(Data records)
:::::

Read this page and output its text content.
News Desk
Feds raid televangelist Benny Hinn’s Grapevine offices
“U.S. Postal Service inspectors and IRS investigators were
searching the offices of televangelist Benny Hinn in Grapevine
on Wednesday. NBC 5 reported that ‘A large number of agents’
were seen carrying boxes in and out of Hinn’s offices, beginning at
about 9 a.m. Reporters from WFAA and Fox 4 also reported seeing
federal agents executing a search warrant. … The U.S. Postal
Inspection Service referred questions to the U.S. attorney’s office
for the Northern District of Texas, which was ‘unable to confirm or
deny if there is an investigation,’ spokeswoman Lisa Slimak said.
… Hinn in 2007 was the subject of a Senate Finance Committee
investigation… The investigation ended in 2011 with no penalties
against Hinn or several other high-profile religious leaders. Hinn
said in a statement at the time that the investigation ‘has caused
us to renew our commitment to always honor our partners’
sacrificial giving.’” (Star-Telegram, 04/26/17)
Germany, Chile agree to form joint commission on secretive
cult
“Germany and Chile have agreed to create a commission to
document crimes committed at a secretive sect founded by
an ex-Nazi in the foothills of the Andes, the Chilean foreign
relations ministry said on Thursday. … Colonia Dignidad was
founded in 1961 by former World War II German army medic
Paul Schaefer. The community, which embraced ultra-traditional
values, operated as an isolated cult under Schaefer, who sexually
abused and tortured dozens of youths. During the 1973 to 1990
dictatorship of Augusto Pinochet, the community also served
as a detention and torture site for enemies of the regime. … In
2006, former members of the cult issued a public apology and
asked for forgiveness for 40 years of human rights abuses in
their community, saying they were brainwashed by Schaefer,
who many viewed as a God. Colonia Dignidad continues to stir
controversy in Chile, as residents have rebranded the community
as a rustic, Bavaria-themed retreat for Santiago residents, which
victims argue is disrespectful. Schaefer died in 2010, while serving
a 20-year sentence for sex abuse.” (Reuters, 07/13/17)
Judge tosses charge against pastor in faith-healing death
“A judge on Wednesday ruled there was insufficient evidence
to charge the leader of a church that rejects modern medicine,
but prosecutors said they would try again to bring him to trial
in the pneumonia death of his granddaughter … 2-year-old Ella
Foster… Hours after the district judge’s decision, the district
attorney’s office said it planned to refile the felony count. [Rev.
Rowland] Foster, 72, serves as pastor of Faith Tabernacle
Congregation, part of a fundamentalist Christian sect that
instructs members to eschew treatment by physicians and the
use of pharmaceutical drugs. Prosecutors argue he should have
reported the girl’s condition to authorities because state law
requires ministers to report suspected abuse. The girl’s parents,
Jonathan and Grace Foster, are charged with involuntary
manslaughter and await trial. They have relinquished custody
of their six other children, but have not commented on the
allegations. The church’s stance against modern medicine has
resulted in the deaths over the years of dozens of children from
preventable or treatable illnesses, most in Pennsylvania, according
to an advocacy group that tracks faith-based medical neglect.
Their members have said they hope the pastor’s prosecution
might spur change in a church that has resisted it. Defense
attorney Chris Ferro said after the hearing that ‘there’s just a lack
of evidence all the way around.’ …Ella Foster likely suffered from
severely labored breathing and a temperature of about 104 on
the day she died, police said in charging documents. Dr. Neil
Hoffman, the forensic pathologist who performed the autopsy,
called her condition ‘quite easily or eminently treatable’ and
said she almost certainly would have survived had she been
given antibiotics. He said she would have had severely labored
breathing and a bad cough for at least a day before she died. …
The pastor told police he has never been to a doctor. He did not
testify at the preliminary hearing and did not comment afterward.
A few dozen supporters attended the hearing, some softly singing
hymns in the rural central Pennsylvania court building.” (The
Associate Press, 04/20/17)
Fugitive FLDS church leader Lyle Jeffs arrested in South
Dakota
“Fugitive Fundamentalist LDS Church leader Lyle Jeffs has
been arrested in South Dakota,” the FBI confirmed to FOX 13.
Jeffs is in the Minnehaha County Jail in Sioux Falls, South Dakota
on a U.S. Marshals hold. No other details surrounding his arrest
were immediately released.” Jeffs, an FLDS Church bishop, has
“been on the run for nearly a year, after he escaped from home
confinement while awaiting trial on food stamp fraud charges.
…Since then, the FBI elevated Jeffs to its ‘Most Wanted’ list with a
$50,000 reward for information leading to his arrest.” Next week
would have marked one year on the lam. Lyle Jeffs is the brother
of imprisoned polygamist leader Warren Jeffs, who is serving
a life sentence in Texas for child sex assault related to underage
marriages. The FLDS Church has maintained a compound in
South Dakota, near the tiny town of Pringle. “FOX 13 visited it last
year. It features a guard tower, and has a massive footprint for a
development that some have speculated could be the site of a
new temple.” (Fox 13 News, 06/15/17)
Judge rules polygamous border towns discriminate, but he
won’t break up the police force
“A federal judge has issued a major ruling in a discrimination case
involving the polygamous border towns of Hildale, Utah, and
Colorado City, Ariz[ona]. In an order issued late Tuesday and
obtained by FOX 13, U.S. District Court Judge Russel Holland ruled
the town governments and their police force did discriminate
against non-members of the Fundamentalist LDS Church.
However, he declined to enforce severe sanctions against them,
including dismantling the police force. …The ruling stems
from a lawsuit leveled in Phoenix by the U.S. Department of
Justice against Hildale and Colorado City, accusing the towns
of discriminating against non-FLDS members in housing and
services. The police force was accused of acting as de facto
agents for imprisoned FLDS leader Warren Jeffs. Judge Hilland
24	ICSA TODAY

:::::

**WORK TO DO**
Reproduce the material above, every line of it, exactly.

**EXPECTED ANSWER**
Read this page and output its text content.
News Desk
Feds raid televangelist Benny Hinn’s Grapevine offices
“U.S. Postal Service inspectors and IRS investigators were
searching the offices of televangelist Benny Hinn in Grapevine
on Wednesday. NBC 5 reported that ‘A large number of agents’
were seen carrying boxes in and out of Hinn’s offices, beginning at
about 9 a.m. Reporters from WFAA and Fox 4 also reported seeing
federal agents executing a search warrant. … The U.S. Postal
Inspection Service referred questions to the U.S. attorney’s office
for the Northern District of Texas, which was ‘unable to confirm or
deny if there is an investigation,’ spokeswoman Lisa Slimak said.
… Hinn in 2007 was the subject of a Senate Finance Committee
investigation… The investigation ended in 2011 with no penalties
against Hinn or several other high-profile religious leaders. Hinn
said in a statement at the time that the investigation ‘has caused
us to renew our commitment to always honor our partners’
sacrificial giving.’” (Star-Telegram, 04/26/17)
Germany, Chile agree to form joint commission on secretive
cult
“Germany and Chile have agreed to create a commission to
document crimes committed at a secretive sect founded by
an ex-Nazi in the foothills of the Andes, the Chilean foreign
relations ministry said on Thursday. … Colonia Dignidad was
founded in 1961 by former World War II German army medic
Paul Schaefer. The community, which embraced ultra-traditional
values, operated as an isolated cult under Schaefer, who sexually
abused and tortured dozens of youths. During the 1973 to 1990
dictatorship of Augusto Pinochet, the community also served
as a detention and torture site for enemies of the regime. … In
2006, former members of the cult issued a public apology and
asked for forgiveness for 40 years of human rights abuses in
their community, saying they were brainwashed by Schaefer,
who many viewed as a God. Colonia Dignidad continues to stir
controversy in Chile, as residents have rebranded the community
as a rustic, Bavaria-themed retreat for Santiago residents, which
victims argue is disrespectful. Schaefer died in 2010, while serving
a 20-year sentence for sex abuse.” (Reuters, 07/13/17)
Judge tosses charge against pastor in faith-healing death
“A judge on Wednesday ruled there was insufficient evidence
to charge the leader of a church that rejects modern medicine,
but prosecutors said they would try again to bring him to trial
in the pneumonia death of his granddaughter … 2-year-old Ella
Foster… Hours after the district judge’s decision, the district
attorney’s office said it planned to refile the felony count. [Rev.
Rowland] Foster, 72, serves as pastor of Faith Tabernacle
Congregation, part of a fundamentalist Christian sect that
instructs members to eschew treatment by physicians and the
use of pharmaceutical drugs. Prosecutors argue he should have
reported the girl’s condition to authorities because state law
requires ministers to report suspected abuse. The girl’s parents,
Jonathan and Grace Foster, are charged with involuntary
manslaughter and await trial. They have relinquished custody
of their six other children, but have not commented on the
allegations. The church’s stance against modern medicine has
resulted in the deaths over the years of dozens of children from
preventable or treatable illnesses, most in Pennsylvania, according
to an advocacy group that tracks faith-based medical neglect.
Their members have said they hope the pastor’s prosecution
might spur change in a church that has resisted it. Defense
attorney Chris Ferro said after the hearing that ‘there’s just a lack
of evidence all the way around.’ …Ella Foster likely suffered from
severely labored breathing and a temperature of about 104 on
the day she died, police said in charging documents. Dr. Neil
Hoffman, the forensic pathologist who performed the autopsy,
called her condition ‘quite easily or eminently treatable’ and
said she almost certainly would have survived had she been
given antibiotics. He said she would have had severely labored
breathing and a bad cough for at least a day before she died. …
The pastor told police he has never been to a doctor. He did not
testify at the preliminary hearing and did not comment afterward.
A few dozen supporters attended the hearing, some softly singing
hymns in the rural central Pennsylvania court building.” (The
Associate Press, 04/20/17)
Fugitive FLDS church leader Lyle Jeffs arrested in South
Dakota
“Fugitive Fundamentalist LDS Church leader Lyle Jeffs has
been arrested in South Dakota,” the FBI confirmed to FOX 13.
Jeffs is in the Minnehaha County Jail in Sioux Falls, South Dakota
on a U.S. Marshals hold. No other details surrounding his arrest
were immediately released.” Jeffs, an FLDS Church bishop, has
“been on the run for nearly a year, after he escaped from home
confinement while awaiting trial on food stamp fraud charges.
…Since then, the FBI elevated Jeffs to its ‘Most Wanted’ list with a
$50,000 reward for information leading to his arrest.” Next week
would have marked one year on the lam. Lyle Jeffs is the brother
of imprisoned polygamist leader Warren Jeffs, who is serving
a life sentence in Texas for child sex assault related to underage
marriages. The FLDS Church has maintained a compound in
South Dakota, near the tiny town of Pringle. “FOX 13 visited it last
year. It features a guard tower, and has a massive footprint for a
development that some have speculated could be the site of a
new temple.” (Fox 13 News, 06/15/17)
Judge rules polygamous border towns discriminate, but he
won’t break up the police force
“A federal judge has issued a major ruling in a discrimination case
involving the polygamous border towns of Hildale, Utah, and
Colorado City, Ariz[ona]. In an order issued late Tuesday and
obtained by FOX 13, U.S. District Court Judge Russel Holland ruled
the town governments and their police force did discriminate
against non-members of the Fundamentalist LDS Church.
However, he declined to enforce severe sanctions against them,
including dismantling the police force. …The ruling stems
from a lawsuit leveled in Phoenix by the U.S. Department of
Justice against Hildale and Colorado City, accusing the towns
of discriminating against non-FLDS members in housing and
services. The police force was accused of acting as de facto
agents for imprisoned FLDS leader Warren Jeffs. Judge Hilland
24	ICSA TODAY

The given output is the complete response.